**Dataset records:**

>> BEGIN

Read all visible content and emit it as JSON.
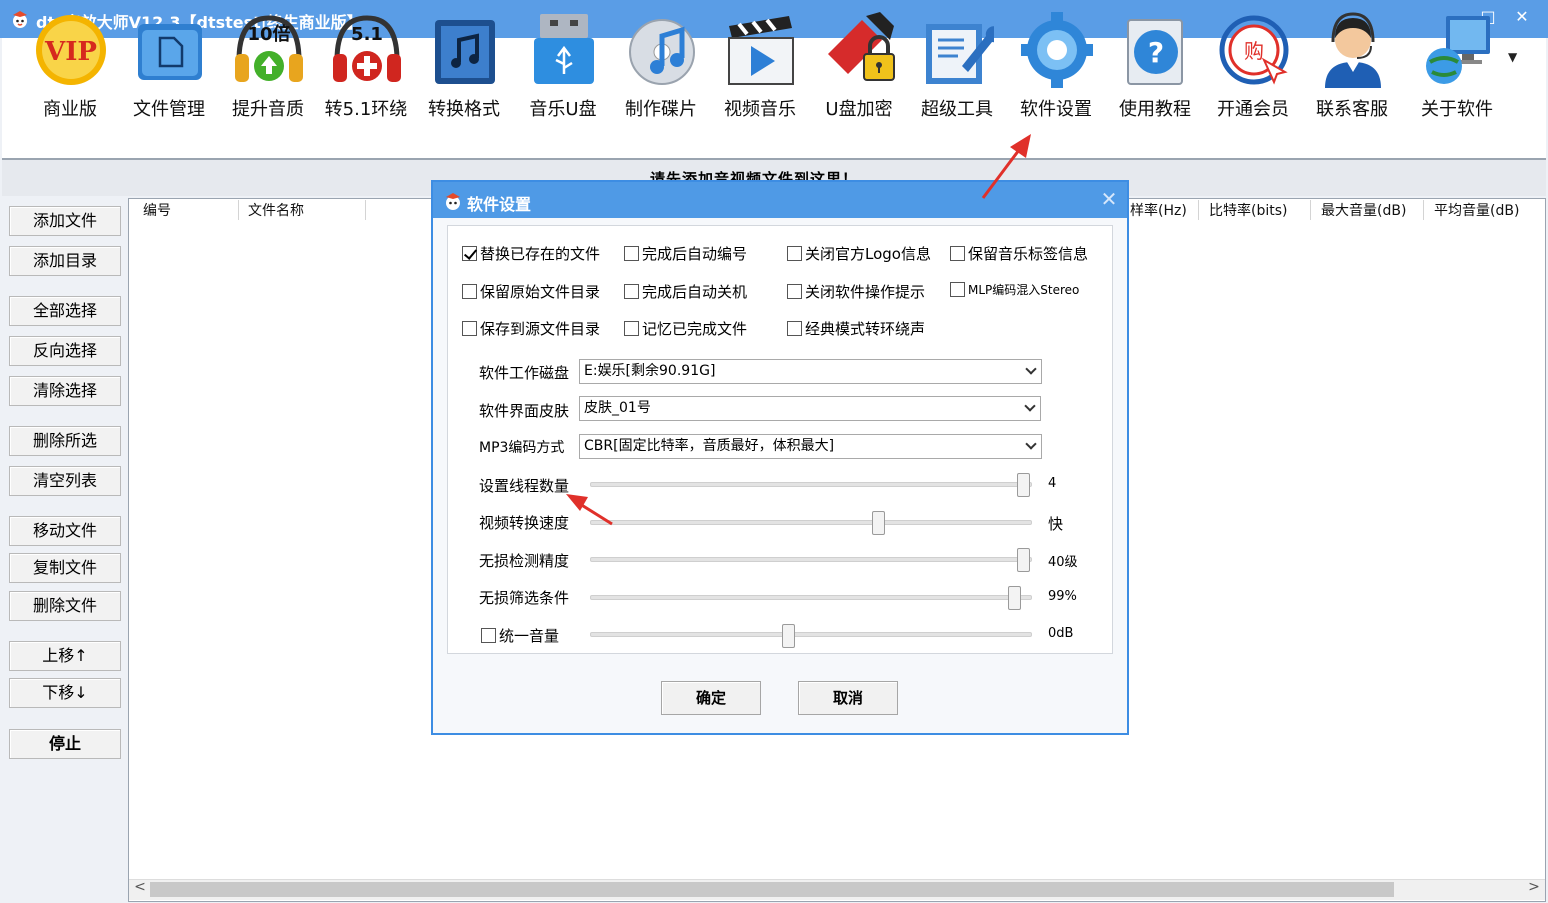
{
  "window": {
    "title": "dts音效大师V12.3【dtstest|终生商业版】",
    "minimize": "−",
    "maximize": "□",
    "close": "✕"
  },
  "toolbar": {
    "items": [
      {
        "label": "商业版",
        "icon": "vip-icon"
      },
      {
        "label": "文件管理",
        "icon": "file-manager-icon"
      },
      {
        "label": "提升音质",
        "icon": "boost-quality-icon",
        "badge": "10倍"
      },
      {
        "label": "转5.1环绕",
        "icon": "surround-icon",
        "badge": "5.1"
      },
      {
        "label": "转换格式",
        "icon": "convert-format-icon"
      },
      {
        "label": "音乐U盘",
        "icon": "usb-music-icon"
      },
      {
        "label": "制作碟片",
        "icon": "disc-icon"
      },
      {
        "label": "视频音乐",
        "icon": "video-music-icon"
      },
      {
        "label": "U盘加密",
        "icon": "usb-lock-icon"
      },
      {
        "label": "超级工具",
        "icon": "super-tools-icon"
      },
      {
        "label": "软件设置",
        "icon": "settings-gear-icon"
      },
      {
        "label": "使用教程",
        "icon": "help-icon"
      },
      {
        "label": "开通会员",
        "icon": "shop-member-icon",
        "badge": "购"
      },
      {
        "label": "联系客服",
        "icon": "customer-service-icon"
      },
      {
        "label": "关于软件",
        "icon": "about-icon"
      }
    ],
    "more": "▼"
  },
  "banner": "请先添加音视频文件到这里！",
  "sidebar": {
    "buttons": [
      "添加文件",
      "添加目录",
      "全部选择",
      "反向选择",
      "清除选择",
      "删除所选",
      "清空列表",
      "移动文件",
      "复制文件",
      "删除文件",
      "上移↑",
      "下移↓",
      "停止"
    ]
  },
  "filelist": {
    "columns": [
      "编号",
      "文件名称",
      "样率(Hz)",
      "比特率(bits)",
      "最大音量(dB)",
      "平均音量(dB)"
    ],
    "scroll_left": "<",
    "scroll_right": ">"
  },
  "dialog": {
    "title": "软件设置",
    "close": "✕",
    "checkboxes": [
      {
        "label": "替换已存在的文件",
        "checked": true
      },
      {
        "label": "完成后自动编号",
        "checked": false
      },
      {
        "label": "关闭官方Logo信息",
        "checked": false
      },
      {
        "label": "保留音乐标签信息",
        "checked": false
      },
      {
        "label": "保留原始文件目录",
        "checked": false
      },
      {
        "label": "完成后自动关机",
        "checked": false
      },
      {
        "label": "关闭软件操作提示",
        "checked": false
      },
      {
        "label": "MLP编码混入Stereo",
        "checked": false
      },
      {
        "label": "保存到源文件目录",
        "checked": false
      },
      {
        "label": "记忆已完成文件",
        "checked": false
      },
      {
        "label": "经典模式转环绕声",
        "checked": false
      }
    ],
    "selects": [
      {
        "label": "软件工作磁盘",
        "value": "E:娱乐[剩余90.91G]"
      },
      {
        "label": "软件界面皮肤",
        "value": "皮肤_01号"
      },
      {
        "label": "MP3编码方式",
        "value": "CBR[固定比特率，音质最好，体积最大]"
      }
    ],
    "sliders": [
      {
        "label": "设置线程数量",
        "value": "4",
        "level": 1.0
      },
      {
        "label": "视频转换速度",
        "value": "快",
        "level": 0.66
      },
      {
        "label": "无损检测精度",
        "value": "40级",
        "level": 1.0
      },
      {
        "label": "无损筛选条件",
        "value": "99%",
        "level": 0.98
      },
      {
        "label": "统一音量",
        "value": "0dB",
        "level": 0.45,
        "has_checkbox": true,
        "checked": false
      }
    ],
    "ok": "确定",
    "cancel": "取消"
  },
  "colors": {
    "titlebar": "#5a9de6",
    "dialog_title": "#4f9ae6",
    "annotation": "#e0302a"
  }
}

>> END

**Exercise description:**
Without the pictures, return the entries exactly as they appear.

**The output:**
Read all visible content and emit it as JSON.
{
  "window": {
    "title": "dts音效大师V12.3【dtstest|终生商业版】",
    "minimize": "−",
    "maximize": "□",
    "close": "✕"
  },
  "toolbar": {
    "items": [
      {
        "label": "商业版",
        "icon": "vip-icon"
      },
      {
        "label": "文件管理",
        "icon": "file-manager-icon"
      },
      {
        "label": "提升音质",
        "icon": "boost-quality-icon",
        "badge": "10倍"
      },
      {
        "label": "转5.1环绕",
        "icon": "surround-icon",
        "badge": "5.1"
      },
      {
        "label": "转换格式",
        "icon": "convert-format-icon"
      },
      {
        "label": "音乐U盘",
        "icon": "usb-music-icon"
      },
      {
        "label": "制作碟片",
        "icon": "disc-icon"
      },
      {
        "label": "视频音乐",
        "icon": "video-music-icon"
      },
      {
        "label": "U盘加密",
        "icon": "usb-lock-icon"
      },
      {
        "label": "超级工具",
        "icon": "super-tools-icon"
      },
      {
        "label": "软件设置",
        "icon": "settings-gear-icon"
      },
      {
        "label": "使用教程",
        "icon": "help-icon"
      },
      {
        "label": "开通会员",
        "icon": "shop-member-icon",
        "badge": "购"
      },
      {
        "label": "联系客服",
        "icon": "customer-service-icon"
      },
      {
        "label": "关于软件",
        "icon": "about-icon"
      }
    ],
    "more": "▼"
  },
  "banner": "请先添加音视频文件到这里！",
  "sidebar": {
    "buttons": [
      "添加文件",
      "添加目录",
      "全部选择",
      "反向选择",
      "清除选择",
      "删除所选",
      "清空列表",
      "移动文件",
      "复制文件",
      "删除文件",
      "上移↑",
      "下移↓",
      "停止"
    ]
  },
  "filelist": {
    "columns": [
      "编号",
      "文件名称",
      "样率(Hz)",
      "比特率(bits)",
      "最大音量(dB)",
      "平均音量(dB)"
    ],
    "scroll_left": "<",
    "scroll_right": ">"
  },
  "dialog": {
    "title": "软件设置",
    "close": "✕",
    "checkboxes": [
      {
        "label": "替换已存在的文件",
        "checked": true
      },
      {
        "label": "完成后自动编号",
        "checked": false
      },
      {
        "label": "关闭官方Logo信息",
        "checked": false
      },
      {
        "label": "保留音乐标签信息",
        "checked": false
      },
      {
        "label": "保留原始文件目录",
        "checked": false
      },
      {
        "label": "完成后自动关机",
        "checked": false
      },
      {
        "label": "关闭软件操作提示",
        "checked": false
      },
      {
        "label": "MLP编码混入Stereo",
        "checked": false
      },
      {
        "label": "保存到源文件目录",
        "checked": false
      },
      {
        "label": "记忆已完成文件",
        "checked": false
      },
      {
        "label": "经典模式转环绕声",
        "checked": false
      }
    ],
    "selects": [
      {
        "label": "软件工作磁盘",
        "value": "E:娱乐[剩余90.91G]"
      },
      {
        "label": "软件界面皮肤",
        "value": "皮肤_01号"
      },
      {
        "label": "MP3编码方式",
        "value": "CBR[固定比特率，音质最好，体积最大]"
      }
    ],
    "sliders": [
      {
        "label": "设置线程数量",
        "value": "4",
        "level": 1.0
      },
      {
        "label": "视频转换速度",
        "value": "快",
        "level": 0.66
      },
      {
        "label": "无损检测精度",
        "value": "40级",
        "level": 1.0
      },
      {
        "label": "无损筛选条件",
        "value": "99%",
        "level": 0.98
      },
      {
        "label": "统一音量",
        "value": "0dB",
        "level": 0.45,
        "has_checkbox": true,
        "checked": false
      }
    ],
    "ok": "确定",
    "cancel": "取消"
  },
  "colors": {
    "titlebar": "#5a9de6",
    "dialog_title": "#4f9ae6",
    "annotation": "#e0302a"
  }
}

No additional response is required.